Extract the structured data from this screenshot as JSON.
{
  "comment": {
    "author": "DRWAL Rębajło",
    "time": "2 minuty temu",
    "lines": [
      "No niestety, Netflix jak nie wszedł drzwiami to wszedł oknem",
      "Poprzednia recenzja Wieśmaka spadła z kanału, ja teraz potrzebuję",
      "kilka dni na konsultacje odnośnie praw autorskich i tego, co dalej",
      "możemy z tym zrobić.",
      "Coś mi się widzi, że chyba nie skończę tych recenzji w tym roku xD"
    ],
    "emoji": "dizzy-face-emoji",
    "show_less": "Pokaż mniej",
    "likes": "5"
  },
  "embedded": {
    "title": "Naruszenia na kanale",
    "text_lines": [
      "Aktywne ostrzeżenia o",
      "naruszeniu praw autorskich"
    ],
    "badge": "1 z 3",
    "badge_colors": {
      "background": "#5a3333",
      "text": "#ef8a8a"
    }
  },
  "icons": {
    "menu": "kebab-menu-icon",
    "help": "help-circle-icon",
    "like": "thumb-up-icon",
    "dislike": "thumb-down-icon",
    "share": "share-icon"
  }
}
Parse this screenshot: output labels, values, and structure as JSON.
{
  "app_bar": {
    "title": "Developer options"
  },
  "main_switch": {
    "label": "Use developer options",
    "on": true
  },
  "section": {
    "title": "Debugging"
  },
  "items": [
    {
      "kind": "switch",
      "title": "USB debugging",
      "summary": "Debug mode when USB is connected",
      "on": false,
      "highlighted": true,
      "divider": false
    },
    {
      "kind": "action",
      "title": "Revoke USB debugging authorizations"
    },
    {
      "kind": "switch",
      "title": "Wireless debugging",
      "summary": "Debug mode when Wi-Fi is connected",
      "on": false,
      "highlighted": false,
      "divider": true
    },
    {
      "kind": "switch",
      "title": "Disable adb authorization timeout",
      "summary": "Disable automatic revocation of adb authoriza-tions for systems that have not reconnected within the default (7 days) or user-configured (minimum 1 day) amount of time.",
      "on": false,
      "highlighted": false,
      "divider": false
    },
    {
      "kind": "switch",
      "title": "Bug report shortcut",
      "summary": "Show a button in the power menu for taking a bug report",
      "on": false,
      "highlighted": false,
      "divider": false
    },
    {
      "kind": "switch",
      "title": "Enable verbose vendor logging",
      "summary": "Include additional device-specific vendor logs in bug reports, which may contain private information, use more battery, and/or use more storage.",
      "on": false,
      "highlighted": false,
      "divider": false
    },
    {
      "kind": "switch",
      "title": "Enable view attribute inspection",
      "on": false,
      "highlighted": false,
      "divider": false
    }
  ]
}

Directions:
Take the listing above and write it out again exactly.

Completed task:
Extract the structured data from this screenshot as JSON.
{
  "comment": {
    "author": "DRWAL Rębajło",
    "time": "2 minuty temu",
    "lines": [
      "No niestety, Netflix jak nie wszedł drzwiami to wszedł oknem",
      "Poprzednia recenzja Wieśmaka spadła z kanału, ja teraz potrzebuję",
      "kilka dni na konsultacje odnośnie praw autorskich i tego, co dalej",
      "możemy z tym zrobić.",
      "Coś mi się widzi, że chyba nie skończę tych recenzji w tym roku xD"
    ],
    "emoji": "dizzy-face-emoji",
    "show_less": "Pokaż mniej",
    "likes": "5"
  },
  "embedded": {
    "title": "Naruszenia na kanale",
    "text_lines": [
      "Aktywne ostrzeżenia o",
      "naruszeniu praw autorskich"
    ],
    "badge": "1 z 3",
    "badge_colors": {
      "background": "#5a3333",
      "text": "#ef8a8a"
    }
  },
  "icons": {
    "menu": "kebab-menu-icon",
    "help": "help-circle-icon",
    "like": "thumb-up-icon",
    "dislike": "thumb-down-icon",
    "share": "share-icon"
  }
}
Parse this screenshot: output labels, values, and structure as JSON.
{
  "app_bar": {
    "title": "Developer options"
  },
  "main_switch": {
    "label": "Use developer options",
    "on": true
  },
  "section": {
    "title": "Debugging"
  },
  "items": [
    {
      "kind": "switch",
      "title": "USB debugging",
      "summary": "Debug mode when USB is connected",
      "on": false,
      "highlighted": true,
      "divider": false
    },
    {
      "kind": "action",
      "title": "Revoke USB debugging authorizations"
    },
    {
      "kind": "switch",
      "title": "Wireless debugging",
      "summary": "Debug mode when Wi-Fi is connected",
      "on": false,
      "highlighted": false,
      "divider": true
    },
    {
      "kind": "switch",
      "title": "Disable adb authorization timeout",
      "summary": "Disable automatic revocation of adb authoriza-tions for systems that have not reconnected within the default (7 days) or user-configured (minimum 1 day) amount of time.",
      "on": false,
      "highlighted": false,
      "divider": false
    },
    {
      "kind": "switch",
      "title": "Bug report shortcut",
      "summary": "Show a button in the power menu for taking a bug report",
      "on": false,
      "highlighted": false,
      "divider": false
    },
    {
      "kind": "switch",
      "title": "Enable verbose vendor logging",
      "summary": "Include additional device-specific vendor logs in bug reports, which may contain private information, use more battery, and/or use more storage.",
      "on": false,
      "highlighted": false,
      "divider": false
    },
    {
      "kind": "switch",
      "title": "Enable view attribute inspection",
      "on": false,
      "highlighted": false,
      "divider": false
    }
  ]
}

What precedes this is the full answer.